↓

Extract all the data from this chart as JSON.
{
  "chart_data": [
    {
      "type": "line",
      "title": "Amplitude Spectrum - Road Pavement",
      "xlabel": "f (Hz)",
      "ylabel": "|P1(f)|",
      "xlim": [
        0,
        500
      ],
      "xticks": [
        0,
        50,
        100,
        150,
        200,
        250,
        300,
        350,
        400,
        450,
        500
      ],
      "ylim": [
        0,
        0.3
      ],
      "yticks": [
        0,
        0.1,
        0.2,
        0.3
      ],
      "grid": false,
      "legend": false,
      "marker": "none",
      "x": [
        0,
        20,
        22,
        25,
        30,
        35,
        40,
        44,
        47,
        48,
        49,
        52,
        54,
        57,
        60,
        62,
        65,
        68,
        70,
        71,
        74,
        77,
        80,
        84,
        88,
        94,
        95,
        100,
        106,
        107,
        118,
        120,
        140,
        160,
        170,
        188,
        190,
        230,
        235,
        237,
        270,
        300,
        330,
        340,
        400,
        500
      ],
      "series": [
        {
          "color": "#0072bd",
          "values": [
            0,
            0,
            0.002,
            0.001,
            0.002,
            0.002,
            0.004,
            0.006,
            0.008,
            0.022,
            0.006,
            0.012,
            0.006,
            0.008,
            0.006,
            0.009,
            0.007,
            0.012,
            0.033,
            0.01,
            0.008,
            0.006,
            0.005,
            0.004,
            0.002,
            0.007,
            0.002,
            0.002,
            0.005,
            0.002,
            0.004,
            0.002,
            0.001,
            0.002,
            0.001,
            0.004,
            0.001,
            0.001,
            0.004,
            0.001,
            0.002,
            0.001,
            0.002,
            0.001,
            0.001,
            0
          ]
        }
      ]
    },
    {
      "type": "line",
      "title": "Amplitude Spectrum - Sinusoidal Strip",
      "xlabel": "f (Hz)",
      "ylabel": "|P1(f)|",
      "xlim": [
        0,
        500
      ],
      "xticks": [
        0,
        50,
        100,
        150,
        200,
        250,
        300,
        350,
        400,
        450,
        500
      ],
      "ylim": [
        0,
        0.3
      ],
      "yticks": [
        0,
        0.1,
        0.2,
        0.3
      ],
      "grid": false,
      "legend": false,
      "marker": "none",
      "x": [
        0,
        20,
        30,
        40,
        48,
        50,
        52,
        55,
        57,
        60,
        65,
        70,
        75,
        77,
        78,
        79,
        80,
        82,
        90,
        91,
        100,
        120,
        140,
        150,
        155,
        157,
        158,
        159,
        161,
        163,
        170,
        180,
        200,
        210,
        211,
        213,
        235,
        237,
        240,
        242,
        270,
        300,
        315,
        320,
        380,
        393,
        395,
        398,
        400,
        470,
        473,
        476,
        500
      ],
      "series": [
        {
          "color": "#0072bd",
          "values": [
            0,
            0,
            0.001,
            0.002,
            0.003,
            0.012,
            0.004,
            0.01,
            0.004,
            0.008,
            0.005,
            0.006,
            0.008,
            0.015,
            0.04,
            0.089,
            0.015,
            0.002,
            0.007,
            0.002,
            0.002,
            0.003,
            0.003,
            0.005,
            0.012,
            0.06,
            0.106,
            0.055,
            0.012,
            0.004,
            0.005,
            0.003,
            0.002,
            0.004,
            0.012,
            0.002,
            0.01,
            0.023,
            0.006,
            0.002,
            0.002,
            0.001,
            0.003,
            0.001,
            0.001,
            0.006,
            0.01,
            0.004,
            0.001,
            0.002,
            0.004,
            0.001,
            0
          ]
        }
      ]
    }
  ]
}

↑

> _YOUR OBJECTIVE_: Repeat the data above, word for word.

> _REPLY TO THE TASK_:
Extract all the data from this chart as JSON.
{
  "chart_data": [
    {
      "type": "line",
      "title": "Amplitude Spectrum - Road Pavement",
      "xlabel": "f (Hz)",
      "ylabel": "|P1(f)|",
      "xlim": [
        0,
        500
      ],
      "xticks": [
        0,
        50,
        100,
        150,
        200,
        250,
        300,
        350,
        400,
        450,
        500
      ],
      "ylim": [
        0,
        0.3
      ],
      "yticks": [
        0,
        0.1,
        0.2,
        0.3
      ],
      "grid": false,
      "legend": false,
      "marker": "none",
      "x": [
        0,
        20,
        22,
        25,
        30,
        35,
        40,
        44,
        47,
        48,
        49,
        52,
        54,
        57,
        60,
        62,
        65,
        68,
        70,
        71,
        74,
        77,
        80,
        84,
        88,
        94,
        95,
        100,
        106,
        107,
        118,
        120,
        140,
        160,
        170,
        188,
        190,
        230,
        235,
        237,
        270,
        300,
        330,
        340,
        400,
        500
      ],
      "series": [
        {
          "color": "#0072bd",
          "values": [
            0,
            0,
            0.002,
            0.001,
            0.002,
            0.002,
            0.004,
            0.006,
            0.008,
            0.022,
            0.006,
            0.012,
            0.006,
            0.008,
            0.006,
            0.009,
            0.007,
            0.012,
            0.033,
            0.01,
            0.008,
            0.006,
            0.005,
            0.004,
            0.002,
            0.007,
            0.002,
            0.002,
            0.005,
            0.002,
            0.004,
            0.002,
            0.001,
            0.002,
            0.001,
            0.004,
            0.001,
            0.001,
            0.004,
            0.001,
            0.002,
            0.001,
            0.002,
            0.001,
            0.001,
            0
          ]
        }
      ]
    },
    {
      "type": "line",
      "title": "Amplitude Spectrum - Sinusoidal Strip",
      "xlabel": "f (Hz)",
      "ylabel": "|P1(f)|",
      "xlim": [
        0,
        500
      ],
      "xticks": [
        0,
        50,
        100,
        150,
        200,
        250,
        300,
        350,
        400,
        450,
        500
      ],
      "ylim": [
        0,
        0.3
      ],
      "yticks": [
        0,
        0.1,
        0.2,
        0.3
      ],
      "grid": false,
      "legend": false,
      "marker": "none",
      "x": [
        0,
        20,
        30,
        40,
        48,
        50,
        52,
        55,
        57,
        60,
        65,
        70,
        75,
        77,
        78,
        79,
        80,
        82,
        90,
        91,
        100,
        120,
        140,
        150,
        155,
        157,
        158,
        159,
        161,
        163,
        170,
        180,
        200,
        210,
        211,
        213,
        235,
        237,
        240,
        242,
        270,
        300,
        315,
        320,
        380,
        393,
        395,
        398,
        400,
        470,
        473,
        476,
        500
      ],
      "series": [
        {
          "color": "#0072bd",
          "values": [
            0,
            0,
            0.001,
            0.002,
            0.003,
            0.012,
            0.004,
            0.01,
            0.004,
            0.008,
            0.005,
            0.006,
            0.008,
            0.015,
            0.04,
            0.089,
            0.015,
            0.002,
            0.007,
            0.002,
            0.002,
            0.003,
            0.003,
            0.005,
            0.012,
            0.06,
            0.106,
            0.055,
            0.012,
            0.004,
            0.005,
            0.003,
            0.002,
            0.004,
            0.012,
            0.002,
            0.01,
            0.023,
            0.006,
            0.002,
            0.002,
            0.001,
            0.003,
            0.001,
            0.001,
            0.006,
            0.01,
            0.004,
            0.001,
            0.002,
            0.004,
            0.001,
            0
          ]
        }
      ]
    }
  ]
}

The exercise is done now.